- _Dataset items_
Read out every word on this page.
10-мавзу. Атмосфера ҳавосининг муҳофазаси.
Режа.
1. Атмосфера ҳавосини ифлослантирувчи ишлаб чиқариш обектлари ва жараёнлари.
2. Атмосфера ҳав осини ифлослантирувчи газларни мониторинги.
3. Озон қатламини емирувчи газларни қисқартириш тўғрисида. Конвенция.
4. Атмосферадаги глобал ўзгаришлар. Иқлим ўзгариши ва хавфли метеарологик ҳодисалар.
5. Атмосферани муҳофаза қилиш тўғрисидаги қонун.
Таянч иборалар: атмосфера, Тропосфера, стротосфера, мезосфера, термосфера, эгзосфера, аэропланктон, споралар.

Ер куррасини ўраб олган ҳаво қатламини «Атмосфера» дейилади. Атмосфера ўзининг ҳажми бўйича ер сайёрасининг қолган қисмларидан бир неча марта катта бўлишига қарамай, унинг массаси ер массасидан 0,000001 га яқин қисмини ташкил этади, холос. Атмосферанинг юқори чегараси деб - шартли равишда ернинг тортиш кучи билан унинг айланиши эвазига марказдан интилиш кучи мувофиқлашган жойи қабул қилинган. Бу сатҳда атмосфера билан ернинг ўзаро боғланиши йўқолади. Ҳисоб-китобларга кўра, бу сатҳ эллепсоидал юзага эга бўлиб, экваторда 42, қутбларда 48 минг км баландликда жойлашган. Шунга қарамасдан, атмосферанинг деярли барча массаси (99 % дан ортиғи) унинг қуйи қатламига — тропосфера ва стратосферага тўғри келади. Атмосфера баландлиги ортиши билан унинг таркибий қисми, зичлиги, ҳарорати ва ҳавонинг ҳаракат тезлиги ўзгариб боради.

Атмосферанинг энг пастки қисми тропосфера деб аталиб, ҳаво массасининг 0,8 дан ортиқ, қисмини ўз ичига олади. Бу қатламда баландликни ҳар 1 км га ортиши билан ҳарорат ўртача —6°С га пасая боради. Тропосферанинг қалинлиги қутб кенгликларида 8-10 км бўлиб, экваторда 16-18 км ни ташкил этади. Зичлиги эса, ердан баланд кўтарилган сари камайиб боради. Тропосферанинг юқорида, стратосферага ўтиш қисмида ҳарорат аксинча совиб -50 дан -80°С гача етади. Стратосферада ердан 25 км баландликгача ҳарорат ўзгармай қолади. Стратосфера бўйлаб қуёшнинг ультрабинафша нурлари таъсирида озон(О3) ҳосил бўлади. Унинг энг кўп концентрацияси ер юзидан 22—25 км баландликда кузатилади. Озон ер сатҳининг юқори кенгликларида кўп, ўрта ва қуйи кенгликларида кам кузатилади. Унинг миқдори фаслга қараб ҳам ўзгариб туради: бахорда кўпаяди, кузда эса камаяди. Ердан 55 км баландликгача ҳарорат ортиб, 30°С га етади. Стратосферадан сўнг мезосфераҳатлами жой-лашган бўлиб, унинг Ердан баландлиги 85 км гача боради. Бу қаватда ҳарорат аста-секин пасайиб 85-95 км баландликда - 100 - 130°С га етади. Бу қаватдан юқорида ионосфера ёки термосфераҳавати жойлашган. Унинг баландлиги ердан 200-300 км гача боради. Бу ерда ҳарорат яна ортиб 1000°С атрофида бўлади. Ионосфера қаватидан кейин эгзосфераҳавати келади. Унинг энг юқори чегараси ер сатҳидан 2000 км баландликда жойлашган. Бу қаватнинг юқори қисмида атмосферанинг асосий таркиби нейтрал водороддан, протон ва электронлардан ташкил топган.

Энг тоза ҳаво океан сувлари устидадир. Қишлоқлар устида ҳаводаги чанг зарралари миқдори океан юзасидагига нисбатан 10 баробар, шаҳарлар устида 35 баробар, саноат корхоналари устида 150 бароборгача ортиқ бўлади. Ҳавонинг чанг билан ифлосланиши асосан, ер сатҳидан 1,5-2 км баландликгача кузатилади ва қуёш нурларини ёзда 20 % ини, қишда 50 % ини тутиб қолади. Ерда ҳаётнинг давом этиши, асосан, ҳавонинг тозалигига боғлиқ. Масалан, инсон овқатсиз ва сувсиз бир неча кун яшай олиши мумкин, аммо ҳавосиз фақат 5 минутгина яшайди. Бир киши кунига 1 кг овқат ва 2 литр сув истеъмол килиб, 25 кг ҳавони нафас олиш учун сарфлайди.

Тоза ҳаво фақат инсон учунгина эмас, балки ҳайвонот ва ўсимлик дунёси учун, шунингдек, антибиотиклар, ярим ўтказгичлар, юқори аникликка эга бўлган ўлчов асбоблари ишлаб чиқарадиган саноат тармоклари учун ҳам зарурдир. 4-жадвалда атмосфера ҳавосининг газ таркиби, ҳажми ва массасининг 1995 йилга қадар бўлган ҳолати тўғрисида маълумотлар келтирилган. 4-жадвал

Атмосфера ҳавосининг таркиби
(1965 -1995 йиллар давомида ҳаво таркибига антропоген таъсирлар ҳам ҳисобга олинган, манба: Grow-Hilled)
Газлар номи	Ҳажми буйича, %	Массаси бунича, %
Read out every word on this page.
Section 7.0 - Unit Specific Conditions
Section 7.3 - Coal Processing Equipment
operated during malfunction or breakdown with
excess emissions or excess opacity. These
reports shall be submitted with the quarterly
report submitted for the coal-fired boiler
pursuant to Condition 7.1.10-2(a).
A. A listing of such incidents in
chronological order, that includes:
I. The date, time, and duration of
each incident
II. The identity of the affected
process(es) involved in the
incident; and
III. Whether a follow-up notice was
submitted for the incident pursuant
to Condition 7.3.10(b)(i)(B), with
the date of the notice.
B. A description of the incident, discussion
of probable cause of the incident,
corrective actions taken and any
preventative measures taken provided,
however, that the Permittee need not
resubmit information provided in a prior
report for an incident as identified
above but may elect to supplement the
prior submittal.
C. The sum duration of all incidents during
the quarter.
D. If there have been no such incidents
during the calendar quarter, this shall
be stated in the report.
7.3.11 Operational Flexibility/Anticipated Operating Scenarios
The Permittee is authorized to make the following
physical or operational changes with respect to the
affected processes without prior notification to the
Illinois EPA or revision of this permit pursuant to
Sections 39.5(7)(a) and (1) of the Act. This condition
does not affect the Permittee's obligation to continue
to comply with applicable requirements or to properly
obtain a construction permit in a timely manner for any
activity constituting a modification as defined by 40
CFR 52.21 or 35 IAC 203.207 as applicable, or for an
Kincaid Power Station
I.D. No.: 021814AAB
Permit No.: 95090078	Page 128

- _Written request_
Look through the entries above and report each line where the string "provided" occurs.

- _Answer below_
preventative measures taken provided,
resubmit information provided in a prior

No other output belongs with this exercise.